▸ Set exercise
Skip the pictures and quote all of the lines exactly.

BEGIN

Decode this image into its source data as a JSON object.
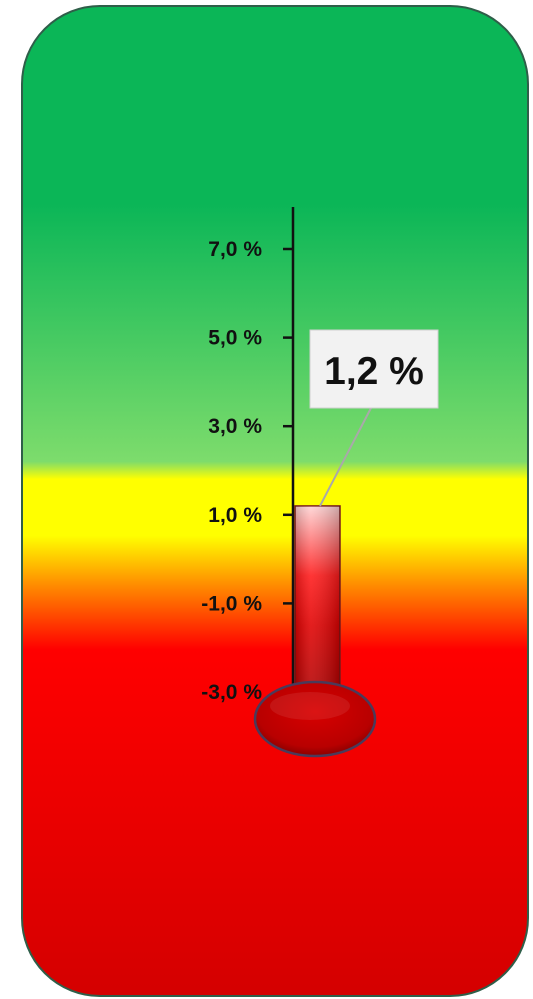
{
  "chart_data": {
    "type": "bar",
    "subtype": "thermometer-gauge",
    "values": [
      1.2
    ],
    "value_label": "1,2 %",
    "ylim": [
      -3.9,
      8.9
    ],
    "tick_values": [
      7,
      5,
      3,
      1,
      -1,
      -3
    ],
    "tick_labels": [
      "7,0 %",
      "5,0 %",
      "3,0 %",
      "1,0 %",
      "-1,0 %",
      "-3,0 %"
    ],
    "grid": false,
    "legend": "none",
    "colors": {
      "background_top": "#0bb657",
      "background_mid_green": "#7ddc6c",
      "background_yellow": "#ffff00",
      "background_orange": "#ff8c00",
      "background_red": "#ff0000",
      "background_bottom": "#d40000",
      "tube_fill": "#e00000",
      "bulb_fill": "#c40000",
      "frame_stroke": "#2f5e49"
    }
  }
}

END

▸ Task output
Decode this image into its source data as a JSON object.
{
  "chart_data": {
    "type": "bar",
    "subtype": "thermometer-gauge",
    "values": [
      1.2
    ],
    "value_label": "1,2 %",
    "ylim": [
      -3.9,
      8.9
    ],
    "tick_values": [
      7,
      5,
      3,
      1,
      -1,
      -3
    ],
    "tick_labels": [
      "7,0 %",
      "5,0 %",
      "3,0 %",
      "1,0 %",
      "-1,0 %",
      "-3,0 %"
    ],
    "grid": false,
    "legend": "none",
    "colors": {
      "background_top": "#0bb657",
      "background_mid_green": "#7ddc6c",
      "background_yellow": "#ffff00",
      "background_orange": "#ff8c00",
      "background_red": "#ff0000",
      "background_bottom": "#d40000",
      "tube_fill": "#e00000",
      "bulb_fill": "#c40000",
      "frame_stroke": "#2f5e49"
    }
  }
}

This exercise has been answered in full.